RECORDS SHOWN:
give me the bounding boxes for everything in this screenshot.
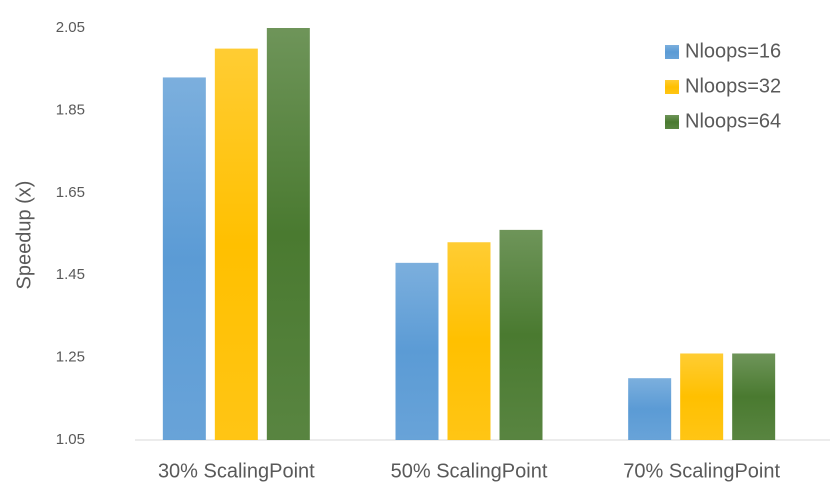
bar bbox=[266, 28, 310, 440]
y-tick-label: 1.05 bbox=[56, 431, 85, 448]
bar bbox=[395, 262, 439, 440]
legend-label: Nloops=32 bbox=[685, 75, 781, 97]
bar bbox=[447, 242, 491, 440]
y-tick-label: 1.25 bbox=[56, 349, 85, 366]
x-tick-label: 50% ScalingPoint bbox=[391, 460, 548, 482]
y-axis-title: Speedup (x) bbox=[13, 181, 35, 290]
legend-swatch bbox=[665, 115, 679, 129]
legend-label: Nloops=64 bbox=[685, 110, 781, 132]
y-tick-label: 1.45 bbox=[56, 266, 85, 283]
legend-label: Nloops=16 bbox=[685, 40, 781, 62]
bar bbox=[162, 77, 206, 440]
x-tick-label: 30% ScalingPoint bbox=[158, 460, 315, 482]
x-tick-label: 70% ScalingPoint bbox=[623, 460, 780, 482]
y-tick-label: 2.05 bbox=[56, 19, 85, 36]
y-tick-label: 1.65 bbox=[56, 184, 85, 201]
legend-swatch bbox=[665, 45, 679, 59]
legend-swatch bbox=[665, 80, 679, 94]
bar bbox=[628, 378, 672, 440]
bar bbox=[499, 229, 543, 440]
bar bbox=[214, 48, 258, 440]
y-tick-label: 1.85 bbox=[56, 101, 85, 118]
bar bbox=[732, 353, 776, 440]
bar bbox=[680, 353, 724, 440]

YOUR OBJECTIVE:
Please copy the items above, switching every "ScalingPoint" to "Scaling Point" and keeping everything else unchanged. Leave the pictures out.

EXERCISE OUTPUT:
give me the bounding boxes for everything in this screenshot.
bar bbox=[266, 28, 310, 440]
y-tick-label: 1.05 bbox=[56, 431, 85, 448]
bar bbox=[395, 262, 439, 440]
legend-label: Nloops=32 bbox=[685, 75, 781, 97]
bar bbox=[447, 242, 491, 440]
y-tick-label: 1.25 bbox=[56, 349, 85, 366]
x-tick-label: 50% Scaling Point bbox=[391, 460, 548, 482]
y-axis-title: Speedup (x) bbox=[13, 181, 35, 290]
legend-swatch bbox=[665, 115, 679, 129]
legend-label: Nloops=64 bbox=[685, 110, 781, 132]
y-tick-label: 1.45 bbox=[56, 266, 85, 283]
legend-label: Nloops=16 bbox=[685, 40, 781, 62]
bar bbox=[162, 77, 206, 440]
x-tick-label: 30% Scaling Point bbox=[158, 460, 315, 482]
x-tick-label: 70% Scaling Point bbox=[623, 460, 780, 482]
y-tick-label: 2.05 bbox=[56, 19, 85, 36]
y-tick-label: 1.65 bbox=[56, 184, 85, 201]
legend-swatch bbox=[665, 45, 679, 59]
legend-swatch bbox=[665, 80, 679, 94]
bar bbox=[628, 378, 672, 440]
bar bbox=[499, 229, 543, 440]
bar bbox=[214, 48, 258, 440]
y-tick-label: 1.85 bbox=[56, 101, 85, 118]
bar bbox=[732, 353, 776, 440]
bar bbox=[680, 353, 724, 440]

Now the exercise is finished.